Task directions> Select the lines below containing the word "this".

Exercise materials>
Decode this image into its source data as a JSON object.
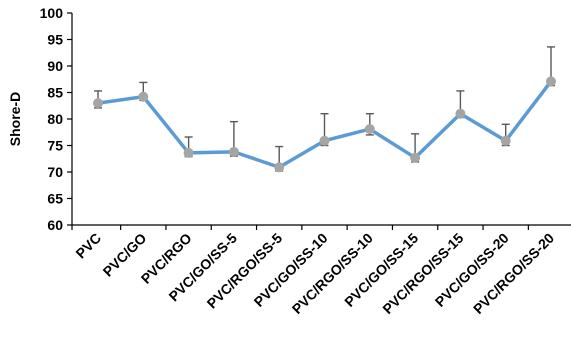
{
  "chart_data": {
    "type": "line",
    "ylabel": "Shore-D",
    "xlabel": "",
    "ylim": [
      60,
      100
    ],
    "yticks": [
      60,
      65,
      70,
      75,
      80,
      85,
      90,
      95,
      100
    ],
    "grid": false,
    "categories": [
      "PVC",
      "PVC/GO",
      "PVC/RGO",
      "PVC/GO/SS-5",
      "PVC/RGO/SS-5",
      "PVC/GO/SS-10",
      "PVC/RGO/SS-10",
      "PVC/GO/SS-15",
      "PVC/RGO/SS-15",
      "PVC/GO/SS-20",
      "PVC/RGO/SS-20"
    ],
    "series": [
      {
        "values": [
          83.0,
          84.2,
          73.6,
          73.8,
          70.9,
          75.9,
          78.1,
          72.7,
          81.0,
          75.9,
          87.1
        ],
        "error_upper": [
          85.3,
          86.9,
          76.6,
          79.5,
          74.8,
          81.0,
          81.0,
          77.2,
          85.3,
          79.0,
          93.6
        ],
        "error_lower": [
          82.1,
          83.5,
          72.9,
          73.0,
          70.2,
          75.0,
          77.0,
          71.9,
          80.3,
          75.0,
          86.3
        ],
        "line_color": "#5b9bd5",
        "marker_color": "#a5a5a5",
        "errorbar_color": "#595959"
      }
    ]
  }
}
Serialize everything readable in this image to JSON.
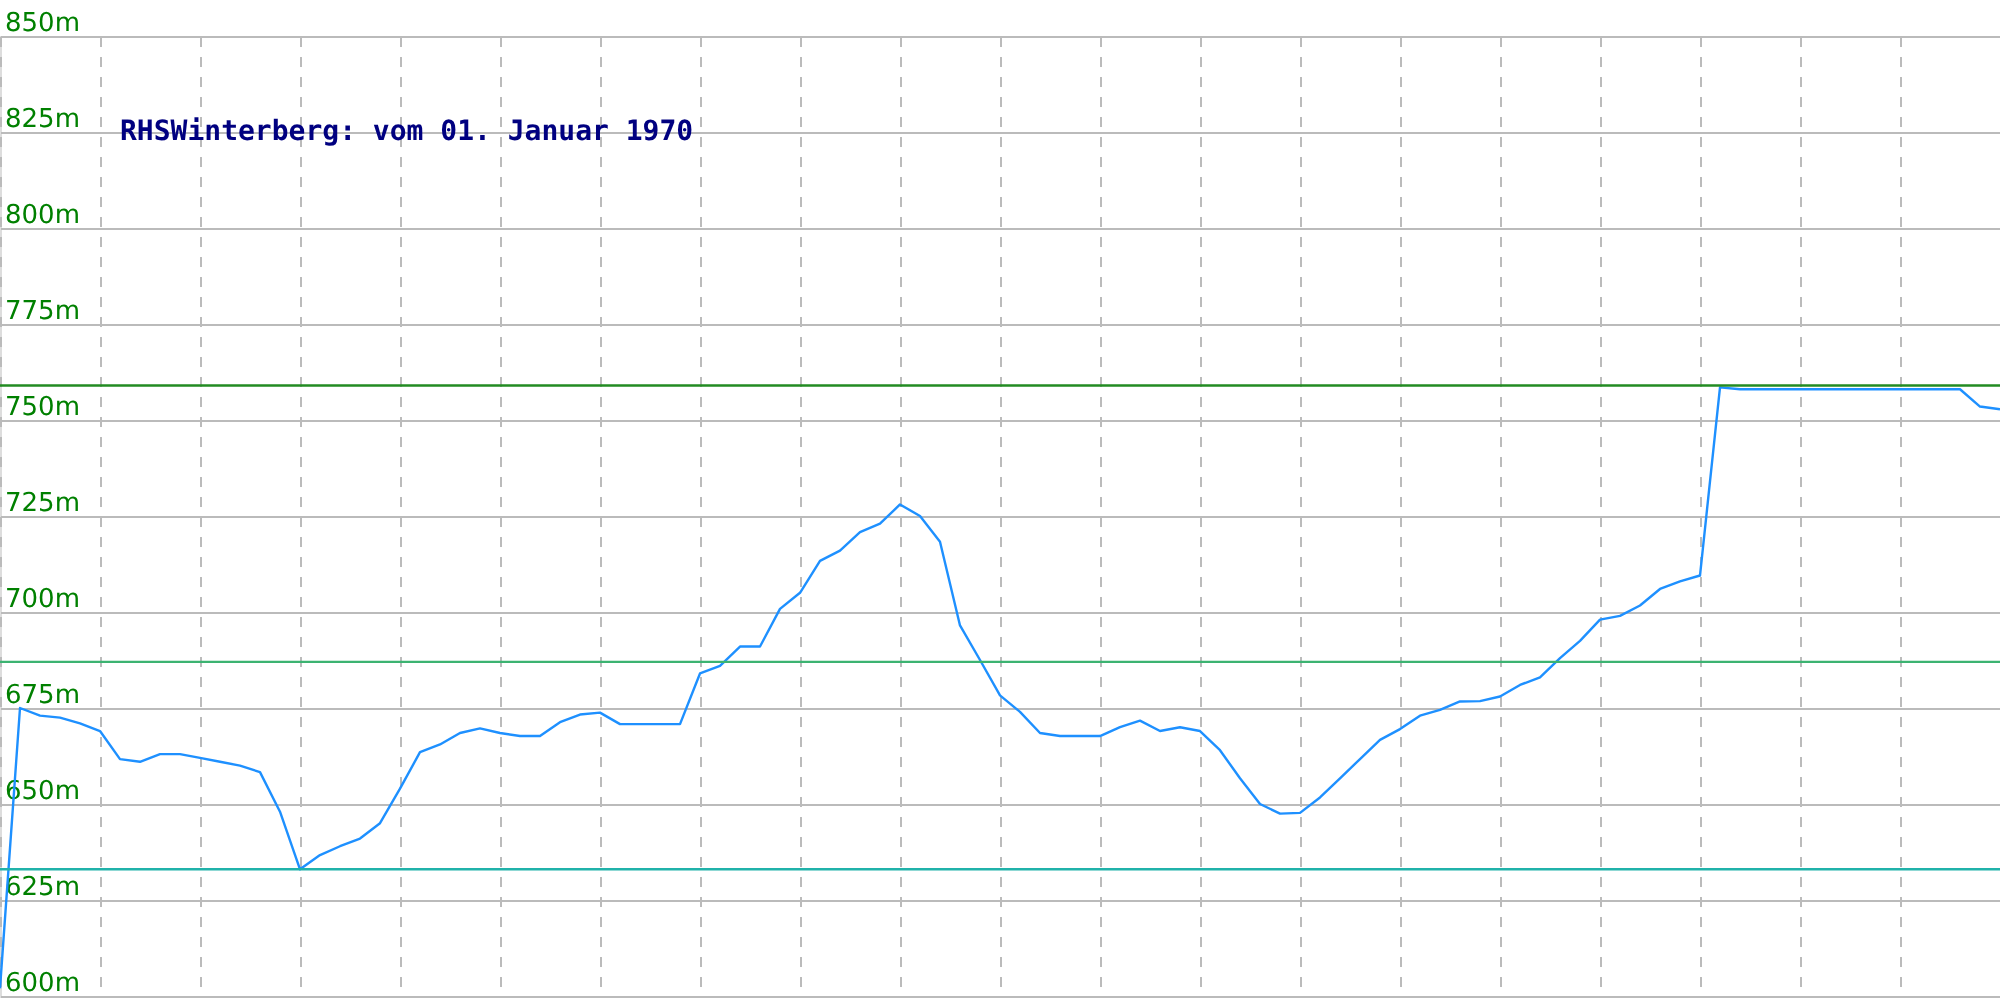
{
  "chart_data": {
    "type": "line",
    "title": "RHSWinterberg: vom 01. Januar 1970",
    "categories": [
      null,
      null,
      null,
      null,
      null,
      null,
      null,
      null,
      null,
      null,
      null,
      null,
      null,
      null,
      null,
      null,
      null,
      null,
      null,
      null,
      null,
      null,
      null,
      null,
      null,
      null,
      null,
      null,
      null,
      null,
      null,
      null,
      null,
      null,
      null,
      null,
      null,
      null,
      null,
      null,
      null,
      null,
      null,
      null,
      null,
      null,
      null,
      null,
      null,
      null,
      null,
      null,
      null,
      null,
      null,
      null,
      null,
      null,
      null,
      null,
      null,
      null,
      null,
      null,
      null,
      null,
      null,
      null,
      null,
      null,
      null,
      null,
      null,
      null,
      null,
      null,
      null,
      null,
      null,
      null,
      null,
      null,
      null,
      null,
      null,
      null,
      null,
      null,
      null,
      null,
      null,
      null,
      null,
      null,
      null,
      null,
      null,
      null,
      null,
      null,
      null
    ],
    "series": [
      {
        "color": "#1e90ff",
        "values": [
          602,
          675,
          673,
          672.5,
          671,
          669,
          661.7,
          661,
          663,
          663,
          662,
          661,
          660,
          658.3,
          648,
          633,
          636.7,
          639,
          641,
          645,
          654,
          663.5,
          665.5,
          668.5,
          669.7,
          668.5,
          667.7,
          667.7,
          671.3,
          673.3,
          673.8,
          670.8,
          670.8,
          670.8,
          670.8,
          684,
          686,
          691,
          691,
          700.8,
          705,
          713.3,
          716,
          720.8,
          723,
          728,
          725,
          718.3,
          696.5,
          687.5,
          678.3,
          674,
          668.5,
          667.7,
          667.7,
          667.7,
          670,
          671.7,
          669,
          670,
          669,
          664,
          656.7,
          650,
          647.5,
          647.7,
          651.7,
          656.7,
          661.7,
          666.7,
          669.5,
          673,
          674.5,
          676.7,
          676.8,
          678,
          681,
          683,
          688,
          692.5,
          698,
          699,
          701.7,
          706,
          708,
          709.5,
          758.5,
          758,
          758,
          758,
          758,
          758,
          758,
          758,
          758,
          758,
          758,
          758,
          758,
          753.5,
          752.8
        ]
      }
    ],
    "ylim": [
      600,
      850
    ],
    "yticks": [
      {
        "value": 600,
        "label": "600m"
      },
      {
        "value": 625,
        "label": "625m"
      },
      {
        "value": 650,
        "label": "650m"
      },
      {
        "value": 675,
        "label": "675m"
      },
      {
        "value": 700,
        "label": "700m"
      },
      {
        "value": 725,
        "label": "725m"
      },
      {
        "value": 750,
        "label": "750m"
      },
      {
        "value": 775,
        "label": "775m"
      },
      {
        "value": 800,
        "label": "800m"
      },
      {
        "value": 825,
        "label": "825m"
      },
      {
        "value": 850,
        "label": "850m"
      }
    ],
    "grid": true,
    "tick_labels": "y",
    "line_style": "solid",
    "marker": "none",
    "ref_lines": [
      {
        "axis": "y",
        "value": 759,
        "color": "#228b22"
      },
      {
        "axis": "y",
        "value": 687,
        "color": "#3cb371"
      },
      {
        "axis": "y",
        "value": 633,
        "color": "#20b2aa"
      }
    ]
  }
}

Correct response>
Decode this image into its source data as a JSON object.
Serialize everything readable in this image to JSON.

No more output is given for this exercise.